# [Entries shown]
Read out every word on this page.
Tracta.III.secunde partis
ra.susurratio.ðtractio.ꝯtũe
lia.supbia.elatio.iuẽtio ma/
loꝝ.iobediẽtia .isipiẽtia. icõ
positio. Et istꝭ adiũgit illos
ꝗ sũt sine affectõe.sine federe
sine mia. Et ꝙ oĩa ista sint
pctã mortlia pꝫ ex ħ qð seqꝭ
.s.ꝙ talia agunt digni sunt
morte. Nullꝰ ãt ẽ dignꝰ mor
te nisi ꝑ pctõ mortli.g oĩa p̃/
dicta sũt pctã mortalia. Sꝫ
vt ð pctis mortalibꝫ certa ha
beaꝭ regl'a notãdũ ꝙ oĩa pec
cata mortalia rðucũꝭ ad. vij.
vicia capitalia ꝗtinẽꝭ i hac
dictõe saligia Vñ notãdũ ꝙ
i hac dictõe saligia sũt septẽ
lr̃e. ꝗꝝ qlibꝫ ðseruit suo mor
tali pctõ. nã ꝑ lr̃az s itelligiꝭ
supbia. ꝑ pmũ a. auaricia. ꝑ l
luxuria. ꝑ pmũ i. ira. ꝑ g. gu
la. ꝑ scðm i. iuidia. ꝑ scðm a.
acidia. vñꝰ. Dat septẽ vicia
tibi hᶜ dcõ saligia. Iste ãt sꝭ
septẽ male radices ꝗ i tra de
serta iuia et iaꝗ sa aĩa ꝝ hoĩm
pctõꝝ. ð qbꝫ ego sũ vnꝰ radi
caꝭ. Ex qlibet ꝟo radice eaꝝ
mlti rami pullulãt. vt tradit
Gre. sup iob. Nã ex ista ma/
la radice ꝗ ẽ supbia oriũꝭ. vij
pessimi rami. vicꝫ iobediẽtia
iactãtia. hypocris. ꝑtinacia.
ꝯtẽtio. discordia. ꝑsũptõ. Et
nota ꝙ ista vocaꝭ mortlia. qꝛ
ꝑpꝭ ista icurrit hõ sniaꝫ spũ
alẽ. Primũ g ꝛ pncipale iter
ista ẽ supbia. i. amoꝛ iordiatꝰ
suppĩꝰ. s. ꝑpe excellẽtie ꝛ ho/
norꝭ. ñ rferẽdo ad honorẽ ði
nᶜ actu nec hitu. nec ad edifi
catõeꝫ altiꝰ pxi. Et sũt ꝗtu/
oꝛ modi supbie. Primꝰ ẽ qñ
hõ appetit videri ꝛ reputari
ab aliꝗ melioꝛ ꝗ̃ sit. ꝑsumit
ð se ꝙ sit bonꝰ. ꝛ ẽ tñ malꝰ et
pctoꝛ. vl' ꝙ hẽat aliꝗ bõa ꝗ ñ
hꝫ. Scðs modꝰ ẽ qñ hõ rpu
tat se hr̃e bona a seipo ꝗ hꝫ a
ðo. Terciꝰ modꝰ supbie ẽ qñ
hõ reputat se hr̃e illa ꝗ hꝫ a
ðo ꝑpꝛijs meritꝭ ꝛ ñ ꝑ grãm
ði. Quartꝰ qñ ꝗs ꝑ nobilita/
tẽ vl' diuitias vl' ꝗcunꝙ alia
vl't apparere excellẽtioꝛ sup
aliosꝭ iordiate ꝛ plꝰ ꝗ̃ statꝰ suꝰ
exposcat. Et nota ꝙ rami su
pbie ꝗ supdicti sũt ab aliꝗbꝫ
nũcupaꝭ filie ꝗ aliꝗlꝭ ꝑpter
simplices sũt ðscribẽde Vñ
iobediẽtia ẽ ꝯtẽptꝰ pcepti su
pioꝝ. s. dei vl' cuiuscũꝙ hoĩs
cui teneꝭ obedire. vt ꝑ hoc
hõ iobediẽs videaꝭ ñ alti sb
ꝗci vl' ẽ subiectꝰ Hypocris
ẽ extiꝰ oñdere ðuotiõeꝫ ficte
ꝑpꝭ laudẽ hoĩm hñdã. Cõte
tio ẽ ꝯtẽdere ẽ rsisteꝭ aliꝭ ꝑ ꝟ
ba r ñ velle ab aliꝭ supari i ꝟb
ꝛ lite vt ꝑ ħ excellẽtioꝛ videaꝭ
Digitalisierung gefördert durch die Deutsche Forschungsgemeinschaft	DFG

# [Task prompt]
Please repeat the material above, word for word and in full.

# [Result]
Read out every word on this page.
Tracta.III.secunde partis
ra.susurratio.ðtractio.ꝯtũe
lia.supbia.elatio.iuẽtio ma/
loꝝ.iobediẽtia .isipiẽtia. icõ
positio. Et istꝭ adiũgit illos
ꝗ sũt sine affectõe.sine federe
sine mia. Et ꝙ oĩa ista sint
pctã mortlia pꝫ ex ħ qð seqꝭ
.s.ꝙ talia agunt digni sunt
morte. Nullꝰ ãt ẽ dignꝰ mor
te nisi ꝑ pctõ mortli.g oĩa p̃/
dicta sũt pctã mortalia. Sꝫ
vt ð pctis mortalibꝫ certa ha
beaꝭ regl'a notãdũ ꝙ oĩa pec
cata mortalia rðucũꝭ ad. vij.
vicia capitalia ꝗtinẽꝭ i hac
dictõe saligia Vñ notãdũ ꝙ
i hac dictõe saligia sũt septẽ
lr̃e. ꝗꝝ qlibꝫ ðseruit suo mor
tali pctõ. nã ꝑ lr̃az s itelligiꝭ
supbia. ꝑ pmũ a. auaricia. ꝑ l
luxuria. ꝑ pmũ i. ira. ꝑ g. gu
la. ꝑ scðm i. iuidia. ꝑ scðm a.
acidia. vñꝰ. Dat septẽ vicia
tibi hᶜ dcõ saligia. Iste ãt sꝭ
septẽ male radices ꝗ i tra de
serta iuia et iaꝗ sa aĩa ꝝ hoĩm
pctõꝝ. ð qbꝫ ego sũ vnꝰ radi
caꝭ. Ex qlibet ꝟo radice eaꝝ
mlti rami pullulãt. vt tradit
Gre. sup iob. Nã ex ista ma/
la radice ꝗ ẽ supbia oriũꝭ. vij
pessimi rami. vicꝫ iobediẽtia
iactãtia. hypocris. ꝑtinacia.
ꝯtẽtio. discordia. ꝑsũptõ. Et
nota ꝙ ista vocaꝭ mortlia. qꝛ
ꝑpꝭ ista icurrit hõ sniaꝫ spũ
alẽ. Primũ g ꝛ pncipale iter
ista ẽ supbia. i. amoꝛ iordiatꝰ
suppĩꝰ. s. ꝑpe excellẽtie ꝛ ho/
norꝭ. ñ rferẽdo ad honorẽ ði
nᶜ actu nec hitu. nec ad edifi
catõeꝫ altiꝰ pxi. Et sũt ꝗtu/
oꝛ modi supbie. Primꝰ ẽ qñ
hõ appetit videri ꝛ reputari
ab aliꝗ melioꝛ ꝗ̃ sit. ꝑsumit
ð se ꝙ sit bonꝰ. ꝛ ẽ tñ malꝰ et
pctoꝛ. vl' ꝙ hẽat aliꝗ bõa ꝗ ñ
hꝫ. Scðs modꝰ ẽ qñ hõ rpu
tat se hr̃e bona a seipo ꝗ hꝫ a
ðo. Terciꝰ modꝰ supbie ẽ qñ
hõ reputat se hr̃e illa ꝗ hꝫ a
ðo ꝑpꝛijs meritꝭ ꝛ ñ ꝑ grãm
ði. Quartꝰ qñ ꝗs ꝑ nobilita/
tẽ vl' diuitias vl' ꝗcunꝙ alia
vl't apparere excellẽtioꝛ sup
aliosꝭ iordiate ꝛ plꝰ ꝗ̃ statꝰ suꝰ
exposcat. Et nota ꝙ rami su
pbie ꝗ supdicti sũt ab aliꝗbꝫ
nũcupaꝭ filie ꝗ aliꝗlꝭ ꝑpter
simplices sũt ðscribẽde Vñ
iobediẽtia ẽ ꝯtẽptꝰ pcepti su
pioꝝ. s. dei vl' cuiuscũꝙ hoĩs
cui teneꝭ obedire. vt ꝑ hoc
hõ iobediẽs videaꝭ ñ alti sb
ꝗci vl' ẽ subiectꝰ Hypocris
ẽ extiꝰ oñdere ðuotiõeꝫ ficte
ꝑpꝭ laudẽ hoĩm hñdã. Cõte
tio ẽ ꝯtẽdere ẽ rsisteꝭ aliꝭ ꝑ ꝟ
ba r ñ velle ab aliꝭ supari i ꝟb
ꝛ lite vt ꝑ ħ excellẽtioꝛ videaꝭ
Digitalisierung gefördert durch die Deutsche Forschungsgemeinschaft	DFG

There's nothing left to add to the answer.